INSTRUCTIONS TO FOLLOW.
Only lines holding the string "texture" are wanted; copy each one from the material.

Items listed in a dataset:
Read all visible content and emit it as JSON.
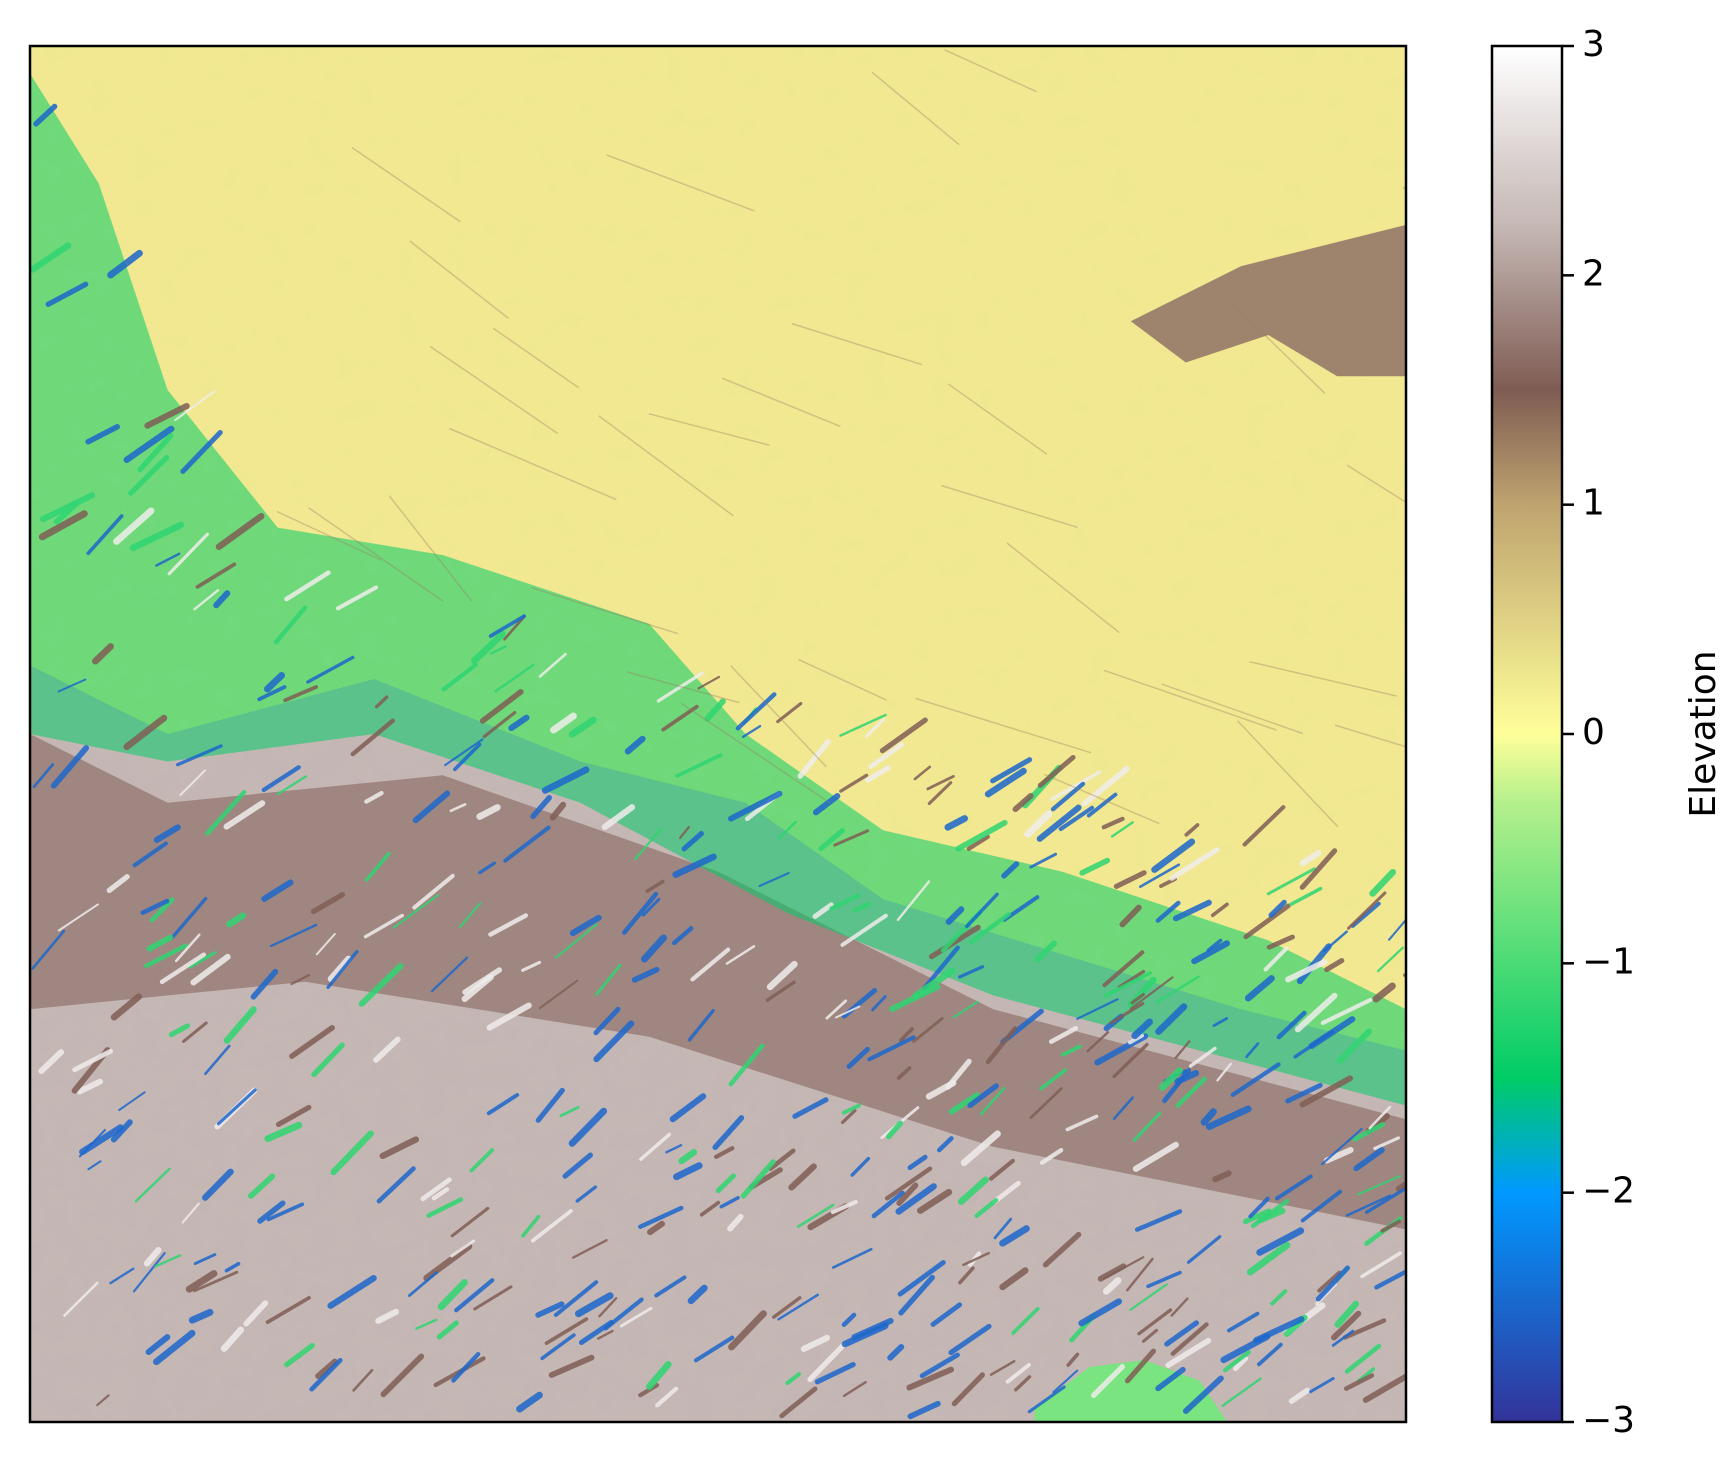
{
  "chart_data": {
    "type": "heatmap",
    "title": "",
    "xlabel": "",
    "ylabel": "",
    "colormap": "terrain",
    "colormap_stops": [
      {
        "value": -3,
        "color": "#333399"
      },
      {
        "value": -2,
        "color": "#0099ff"
      },
      {
        "value": -1.5,
        "color": "#00cc66"
      },
      {
        "value": -0.3,
        "color": "#b4f08c"
      },
      {
        "value": 0,
        "color": "#ffff99"
      },
      {
        "value": 1,
        "color": "#bfa36f"
      },
      {
        "value": 1.5,
        "color": "#7f5c53"
      },
      {
        "value": 2.2,
        "color": "#c4b6b3"
      },
      {
        "value": 3,
        "color": "#ffffff"
      }
    ],
    "colorbar": {
      "label": "Elevation",
      "vmin": -3,
      "vmax": 3,
      "ticks": [
        -3,
        -2,
        -1,
        0,
        1,
        2,
        3
      ],
      "tick_labels": [
        "−3",
        "−2",
        "−1",
        "0",
        "1",
        "2",
        "3"
      ]
    },
    "x_ticks": [],
    "y_ticks": [],
    "regions": [
      {
        "name": "northern plain",
        "typical_value": 0.1,
        "texture": "smooth, faint drainage lines"
      },
      {
        "name": "scarp transition band",
        "typical_value": -1.5,
        "texture": "blue/green channels across brown ridges"
      },
      {
        "name": "southern highlands",
        "typical_value": 2.2,
        "texture": "brown and white dissected ridges"
      },
      {
        "name": "northeast ridge cluster",
        "typical_value": 1.6,
        "texture": "brown patch"
      },
      {
        "name": "southeast lake patch",
        "typical_value": -0.7,
        "texture": "flat green"
      }
    ]
  }
}
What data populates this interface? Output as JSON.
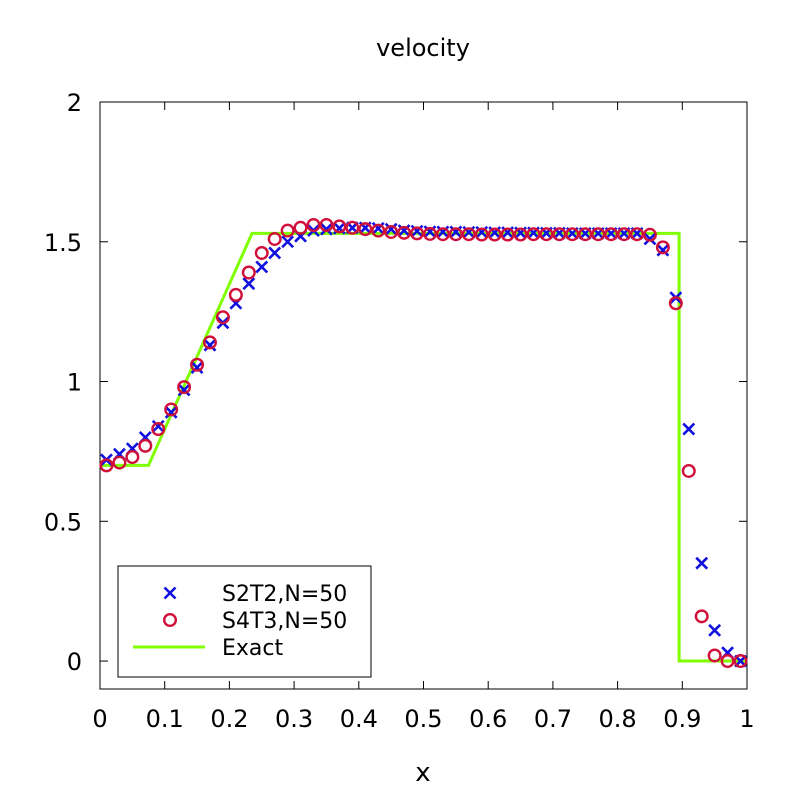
{
  "chart_data": {
    "type": "scatter",
    "title": "velocity",
    "xlabel": "x",
    "ylabel": "",
    "xlim": [
      0,
      1
    ],
    "ylim": [
      -0.1,
      2
    ],
    "xticks": [
      "0",
      "0.1",
      "0.2",
      "0.3",
      "0.4",
      "0.5",
      "0.6",
      "0.7",
      "0.8",
      "0.9",
      "1"
    ],
    "yticks": [
      "0",
      "0.5",
      "1",
      "1.5",
      "2"
    ],
    "legend_position": "bottom-left",
    "series": [
      {
        "name": "S2T2,N=50",
        "marker": "cross",
        "color": "#1010e0",
        "x": [
          0.01,
          0.03,
          0.05,
          0.07,
          0.09,
          0.11,
          0.13,
          0.15,
          0.17,
          0.19,
          0.21,
          0.23,
          0.25,
          0.27,
          0.29,
          0.31,
          0.33,
          0.35,
          0.37,
          0.39,
          0.41,
          0.43,
          0.45,
          0.47,
          0.49,
          0.51,
          0.53,
          0.55,
          0.57,
          0.59,
          0.61,
          0.63,
          0.65,
          0.67,
          0.69,
          0.71,
          0.73,
          0.75,
          0.77,
          0.79,
          0.81,
          0.83,
          0.85,
          0.87,
          0.89,
          0.91,
          0.93,
          0.95,
          0.97,
          0.99
        ],
        "y": [
          0.72,
          0.74,
          0.76,
          0.8,
          0.84,
          0.89,
          0.97,
          1.05,
          1.13,
          1.21,
          1.28,
          1.35,
          1.41,
          1.46,
          1.5,
          1.52,
          1.54,
          1.545,
          1.548,
          1.55,
          1.55,
          1.548,
          1.545,
          1.54,
          1.538,
          1.536,
          1.535,
          1.535,
          1.534,
          1.534,
          1.533,
          1.533,
          1.532,
          1.532,
          1.531,
          1.531,
          1.53,
          1.53,
          1.53,
          1.53,
          1.53,
          1.53,
          1.51,
          1.47,
          1.3,
          0.83,
          0.35,
          0.11,
          0.03,
          0.0
        ]
      },
      {
        "name": "S4T3,N=50",
        "marker": "circle",
        "color": "#d0103a",
        "x": [
          0.01,
          0.03,
          0.05,
          0.07,
          0.09,
          0.11,
          0.13,
          0.15,
          0.17,
          0.19,
          0.21,
          0.23,
          0.25,
          0.27,
          0.29,
          0.31,
          0.33,
          0.35,
          0.37,
          0.39,
          0.41,
          0.43,
          0.45,
          0.47,
          0.49,
          0.51,
          0.53,
          0.55,
          0.57,
          0.59,
          0.61,
          0.63,
          0.65,
          0.67,
          0.69,
          0.71,
          0.73,
          0.75,
          0.77,
          0.79,
          0.81,
          0.83,
          0.85,
          0.87,
          0.89,
          0.91,
          0.93,
          0.95,
          0.97,
          0.99
        ],
        "y": [
          0.7,
          0.71,
          0.73,
          0.77,
          0.83,
          0.9,
          0.98,
          1.06,
          1.14,
          1.23,
          1.31,
          1.39,
          1.46,
          1.51,
          1.54,
          1.55,
          1.56,
          1.56,
          1.555,
          1.55,
          1.545,
          1.54,
          1.535,
          1.532,
          1.53,
          1.528,
          1.527,
          1.527,
          1.527,
          1.526,
          1.526,
          1.526,
          1.526,
          1.527,
          1.527,
          1.527,
          1.527,
          1.527,
          1.527,
          1.527,
          1.527,
          1.527,
          1.525,
          1.48,
          1.28,
          0.68,
          0.16,
          0.02,
          0.0,
          0.0
        ]
      },
      {
        "name": "Exact",
        "marker": "line",
        "color": "#80ff00",
        "x": [
          0,
          0.075,
          0.235,
          0.895,
          0.895,
          1.0
        ],
        "y": [
          0.7,
          0.7,
          1.53,
          1.53,
          0.0,
          0.0
        ]
      }
    ]
  }
}
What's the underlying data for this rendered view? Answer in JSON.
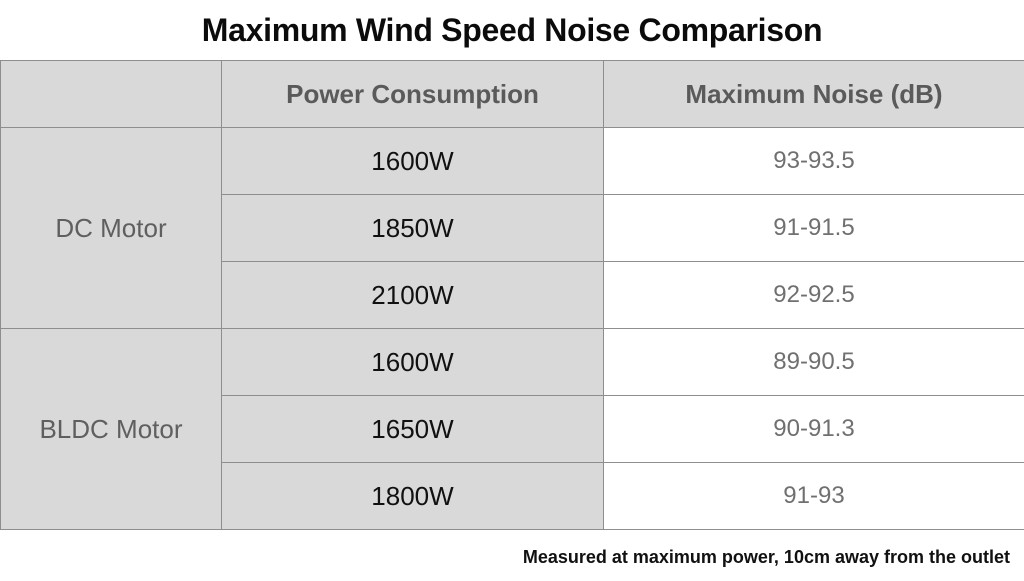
{
  "chart_data": {
    "type": "table",
    "title": "Maximum Wind Speed Noise Comparison",
    "columns": [
      "",
      "Power Consumption",
      "Maximum Noise (dB)"
    ],
    "groups": [
      {
        "label": "DC Motor",
        "rows": [
          {
            "power": "1600W",
            "noise": "93-93.5"
          },
          {
            "power": "1850W",
            "noise": "91-91.5"
          },
          {
            "power": "2100W",
            "noise": "92-92.5"
          }
        ]
      },
      {
        "label": "BLDC Motor",
        "rows": [
          {
            "power": "1600W",
            "noise": "89-90.5"
          },
          {
            "power": "1650W",
            "noise": "90-91.3"
          },
          {
            "power": "1800W",
            "noise": "91-93"
          }
        ]
      }
    ],
    "footnote": "Measured at maximum power, 10cm away from the outlet"
  },
  "colors": {
    "header_bg": "#d9d9d9",
    "label_bg": "#d9d9d9",
    "value_bg": "#ffffff",
    "border": "#8e8e8e"
  }
}
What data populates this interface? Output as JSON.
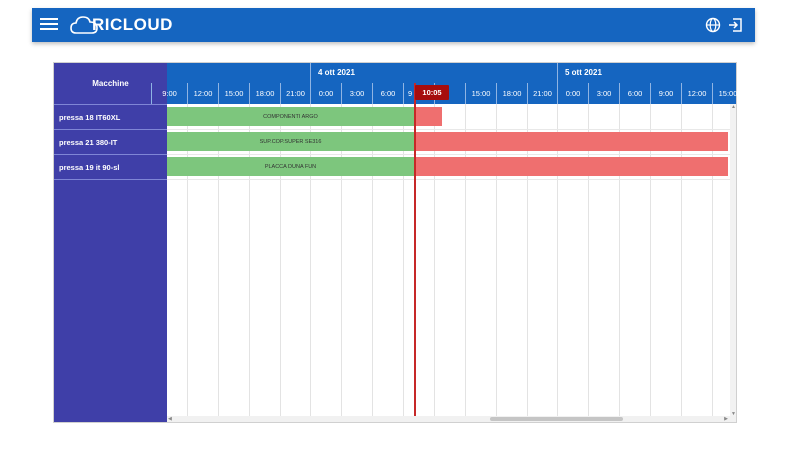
{
  "appbar": {
    "logo_text": "RICLOUD",
    "menu_icon": "hamburger-menu-icon",
    "language_icon": "globe-icon",
    "logout_icon": "logout-icon",
    "color": "#1565c0"
  },
  "scheduler": {
    "resource_header": "Macchine",
    "resources": [
      "pressa 18 IT60XL",
      "pressa 21 380-IT",
      "pressa 19 it 90-sl"
    ],
    "days": [
      "4 ott 2021",
      "5 ott 2021"
    ],
    "hours": [
      "9:00",
      "12:00",
      "15:00",
      "18:00",
      "21:00",
      "0:00",
      "3:00",
      "6:00",
      "9",
      "10:05",
      "",
      "15:00",
      "18:00",
      "21:00",
      "0:00",
      "3:00",
      "6:00",
      "9:00",
      "12:00",
      "15:00"
    ],
    "current_time": "10:05",
    "bars": [
      {
        "label": "COMPONENTI ARGO",
        "status": "completed"
      },
      {
        "label": "SUP.COP.SUPER SE316",
        "status": "completed"
      },
      {
        "label": "PLACCA DUNA FUN",
        "status": "completed"
      }
    ],
    "colors": {
      "completed": "#7dc67d",
      "pending": "#ef6f6f",
      "resource_column": "#3f3fa8",
      "now_line": "#c62828"
    }
  }
}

SOLVED EXERCISE.
        "texture": "smooth, faint drainage lines"
        "texture": "blue/green channels across brown ridges"
        "texture": "brown and white dissected ridges"
        "texture": "brown patch"
        "texture": "flat green"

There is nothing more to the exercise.